Direction: Every line of the data that contains the string "changes" must be copied.

Supplied records:
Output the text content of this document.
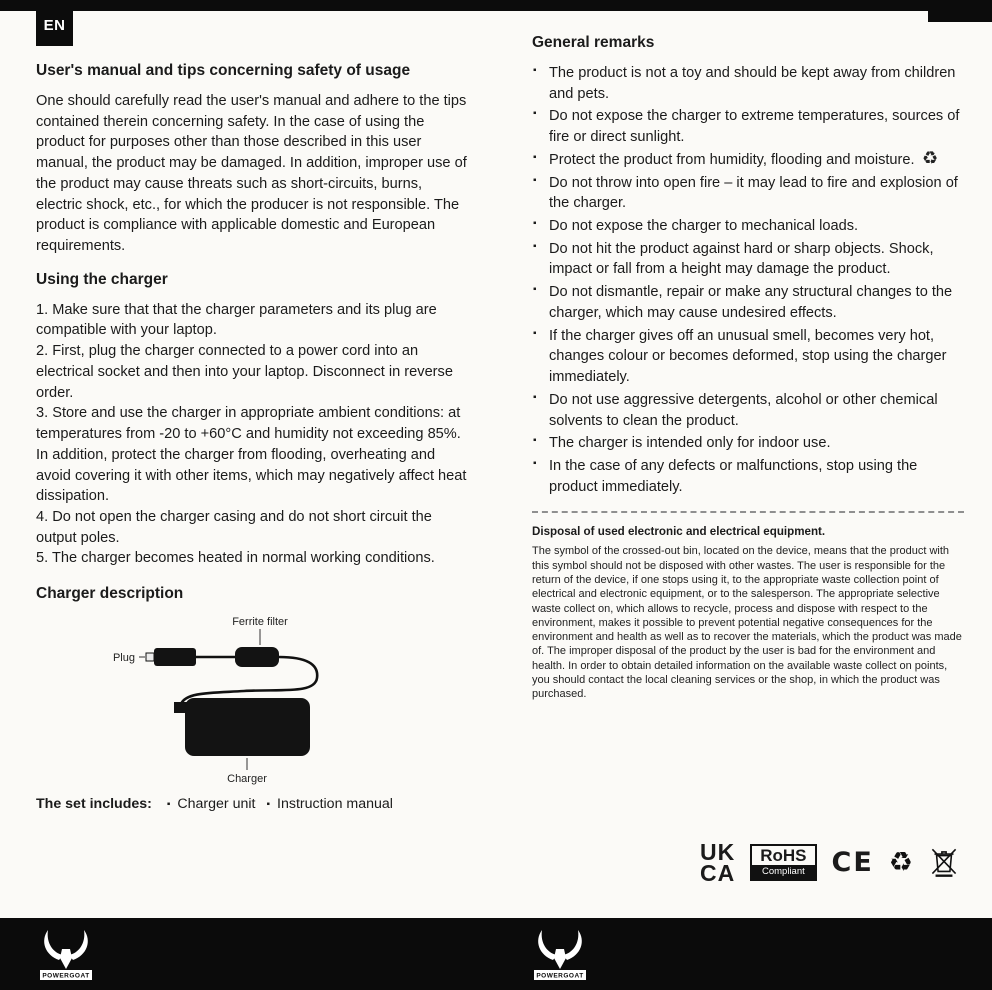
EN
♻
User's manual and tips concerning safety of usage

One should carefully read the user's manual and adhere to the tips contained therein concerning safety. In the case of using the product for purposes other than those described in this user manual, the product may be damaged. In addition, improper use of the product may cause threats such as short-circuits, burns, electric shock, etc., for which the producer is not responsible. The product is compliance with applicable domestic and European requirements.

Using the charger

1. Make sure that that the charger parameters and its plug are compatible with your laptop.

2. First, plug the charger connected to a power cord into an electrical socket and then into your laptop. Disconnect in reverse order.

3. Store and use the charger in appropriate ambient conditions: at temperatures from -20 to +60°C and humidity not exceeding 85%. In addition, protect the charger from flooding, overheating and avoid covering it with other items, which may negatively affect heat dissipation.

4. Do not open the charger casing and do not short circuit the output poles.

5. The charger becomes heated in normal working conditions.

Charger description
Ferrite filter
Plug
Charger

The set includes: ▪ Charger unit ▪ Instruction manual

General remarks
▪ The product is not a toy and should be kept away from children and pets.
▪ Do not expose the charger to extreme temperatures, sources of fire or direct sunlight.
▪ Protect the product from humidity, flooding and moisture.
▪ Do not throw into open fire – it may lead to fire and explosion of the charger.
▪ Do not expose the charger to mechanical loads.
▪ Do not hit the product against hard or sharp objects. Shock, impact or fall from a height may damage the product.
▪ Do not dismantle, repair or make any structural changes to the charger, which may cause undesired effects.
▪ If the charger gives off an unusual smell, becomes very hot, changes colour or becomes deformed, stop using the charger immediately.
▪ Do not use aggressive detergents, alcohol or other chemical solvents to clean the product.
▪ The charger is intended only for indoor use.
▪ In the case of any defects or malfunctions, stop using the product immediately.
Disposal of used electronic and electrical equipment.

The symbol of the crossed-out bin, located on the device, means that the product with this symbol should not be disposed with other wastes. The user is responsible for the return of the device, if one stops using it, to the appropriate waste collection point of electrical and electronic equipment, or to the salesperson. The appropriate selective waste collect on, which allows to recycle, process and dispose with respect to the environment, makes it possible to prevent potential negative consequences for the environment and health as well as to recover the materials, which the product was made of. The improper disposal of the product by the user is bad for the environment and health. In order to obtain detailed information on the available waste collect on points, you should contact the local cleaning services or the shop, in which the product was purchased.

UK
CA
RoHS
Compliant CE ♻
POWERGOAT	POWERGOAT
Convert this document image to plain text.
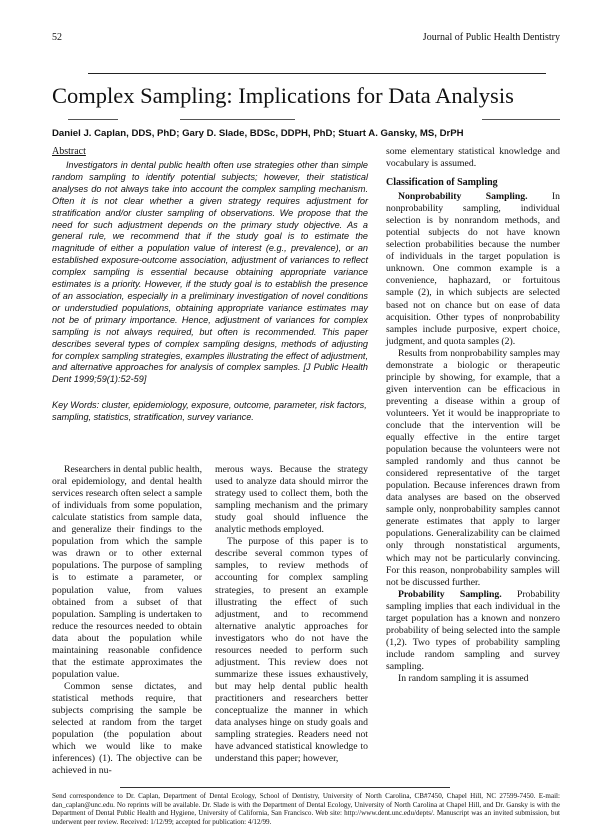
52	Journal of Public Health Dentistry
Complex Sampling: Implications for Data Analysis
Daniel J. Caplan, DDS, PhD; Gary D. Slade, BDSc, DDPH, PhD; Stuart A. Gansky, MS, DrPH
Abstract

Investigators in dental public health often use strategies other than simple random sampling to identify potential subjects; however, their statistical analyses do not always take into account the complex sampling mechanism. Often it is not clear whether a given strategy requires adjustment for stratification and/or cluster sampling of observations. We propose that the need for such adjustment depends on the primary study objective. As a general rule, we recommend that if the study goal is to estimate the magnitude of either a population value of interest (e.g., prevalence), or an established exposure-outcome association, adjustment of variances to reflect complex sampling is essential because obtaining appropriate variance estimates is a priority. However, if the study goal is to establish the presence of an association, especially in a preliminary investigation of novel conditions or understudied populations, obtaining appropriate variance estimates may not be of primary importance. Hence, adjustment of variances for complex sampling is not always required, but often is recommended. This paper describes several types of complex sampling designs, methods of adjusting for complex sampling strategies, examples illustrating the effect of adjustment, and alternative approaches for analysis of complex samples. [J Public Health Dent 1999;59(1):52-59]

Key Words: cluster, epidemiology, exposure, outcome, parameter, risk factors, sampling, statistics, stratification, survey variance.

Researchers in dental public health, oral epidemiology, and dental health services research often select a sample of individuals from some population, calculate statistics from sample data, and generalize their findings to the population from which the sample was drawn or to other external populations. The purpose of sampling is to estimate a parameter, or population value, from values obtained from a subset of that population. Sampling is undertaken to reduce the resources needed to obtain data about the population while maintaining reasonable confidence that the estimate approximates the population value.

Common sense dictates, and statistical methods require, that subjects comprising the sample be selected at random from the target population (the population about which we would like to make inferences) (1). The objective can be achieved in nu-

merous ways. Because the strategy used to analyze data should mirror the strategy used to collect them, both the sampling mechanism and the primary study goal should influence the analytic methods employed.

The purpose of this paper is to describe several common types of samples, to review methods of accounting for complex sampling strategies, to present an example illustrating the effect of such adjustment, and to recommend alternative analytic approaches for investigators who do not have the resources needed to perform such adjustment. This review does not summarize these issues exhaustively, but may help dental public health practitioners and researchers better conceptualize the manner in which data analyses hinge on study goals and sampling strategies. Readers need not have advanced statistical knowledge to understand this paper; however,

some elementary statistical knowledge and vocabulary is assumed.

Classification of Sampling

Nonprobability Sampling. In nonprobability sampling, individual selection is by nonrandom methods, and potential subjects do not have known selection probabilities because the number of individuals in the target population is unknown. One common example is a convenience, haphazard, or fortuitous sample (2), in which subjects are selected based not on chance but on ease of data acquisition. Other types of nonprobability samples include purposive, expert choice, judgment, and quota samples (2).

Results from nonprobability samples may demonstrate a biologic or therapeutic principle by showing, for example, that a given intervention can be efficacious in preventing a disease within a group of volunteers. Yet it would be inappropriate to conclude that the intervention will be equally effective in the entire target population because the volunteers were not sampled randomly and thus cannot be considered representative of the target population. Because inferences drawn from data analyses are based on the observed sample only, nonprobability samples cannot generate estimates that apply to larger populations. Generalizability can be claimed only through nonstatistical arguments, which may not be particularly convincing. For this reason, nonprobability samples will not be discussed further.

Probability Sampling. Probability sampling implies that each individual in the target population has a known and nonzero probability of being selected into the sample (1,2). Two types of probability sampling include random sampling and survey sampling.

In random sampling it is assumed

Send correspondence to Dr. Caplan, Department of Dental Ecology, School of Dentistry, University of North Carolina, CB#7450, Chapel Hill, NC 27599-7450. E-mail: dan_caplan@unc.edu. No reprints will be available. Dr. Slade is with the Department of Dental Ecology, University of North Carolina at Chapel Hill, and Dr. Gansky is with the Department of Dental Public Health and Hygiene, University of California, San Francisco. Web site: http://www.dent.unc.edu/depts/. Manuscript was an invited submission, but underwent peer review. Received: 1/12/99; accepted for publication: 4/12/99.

Response to this task:
▪ Do not dismantle, repair or make any structural changes to the charger, which may cause undesired effects.
▪ If the charger gives off an unusual smell, becomes very hot, changes colour or becomes deformed, stop using the charger immediately.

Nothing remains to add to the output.